--- Work to complete ---
Transcribe all of the data exactly. Omit the pictures.

--- Data to use ---
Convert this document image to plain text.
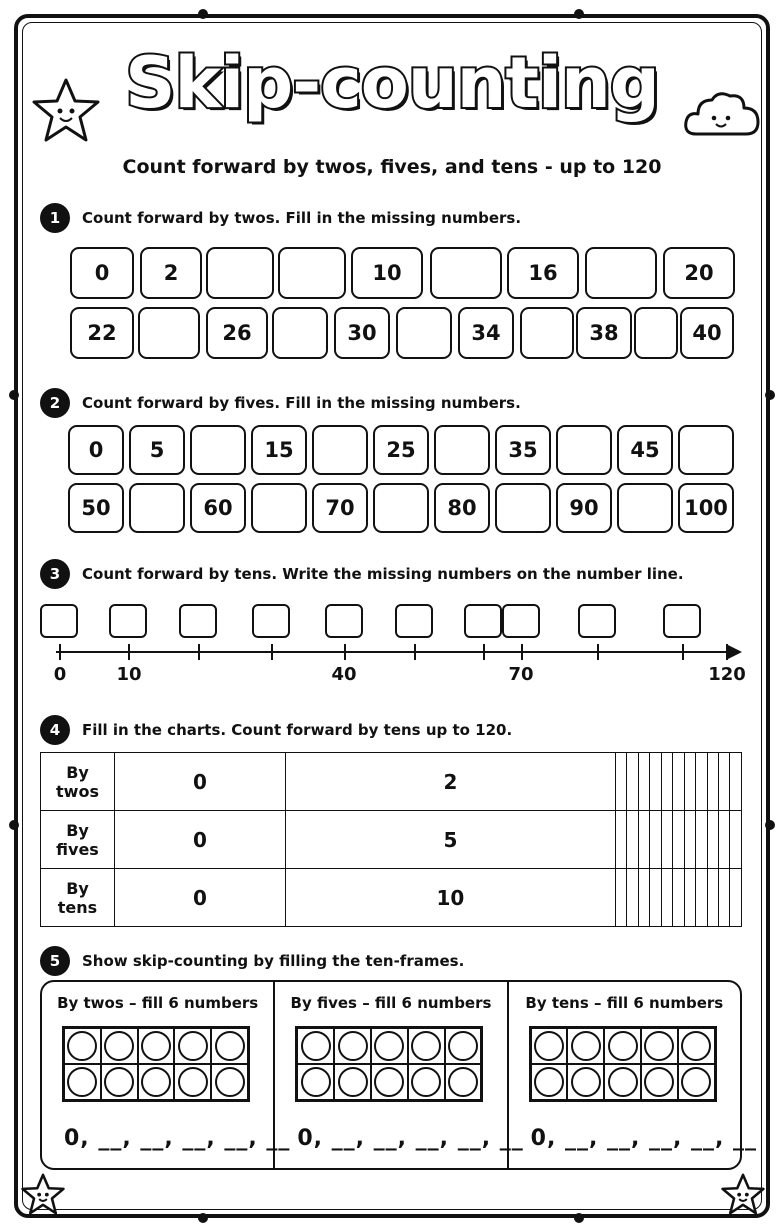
Skip-counting
Count forward by twos, fives, and tens - up to 120
1	Count forward by twos. Fill in the missing numbers.
0	2	10	16	20
22	26	30	34	38	40
2	Count forward by fives. Fill in the missing numbers.
0	5	15	25	35	45
50	60	70	80	90	100
3	Count forward by tens. Write the missing numbers on the number line.
0	10	40	70	120
4	Fill in the charts. Count forward by tens up to 120.
By
twos	0	2											

By
fives	0	5											

By
tens	0	10											
5	Show skip-counting by filling the ten-frames.
By twos – fill 6 numbers
0, __, __, __, __, __
By fives – fill 6 numbers
0, __, __, __, __, __
By tens – fill 6 numbers
0, __, __, __, __, __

--- Correct answer ---
Convert this document image to plain text.
Skip-counting
Count forward by twos, fives, and tens - up to 120
1	Count forward by twos. Fill in the missing numbers.
0	2	10	16	20
22	26	30	34	38	40
2	Count forward by fives. Fill in the missing numbers.
0	5	15	25	35	45
50	60	70	80	90	100
3	Count forward by tens. Write the missing numbers on the number line.
0	10	40	70	120
4	Fill in the charts. Count forward by tens up to 120.
By
twos	0	2											

By
fives	0	5											

By
tens	0	10											
5	Show skip-counting by filling the ten-frames.
By twos – fill 6 numbers
0, __, __, __, __, __
By fives – fill 6 numbers
0, __, __, __, __, __
By tens – fill 6 numbers
0, __, __, __, __, __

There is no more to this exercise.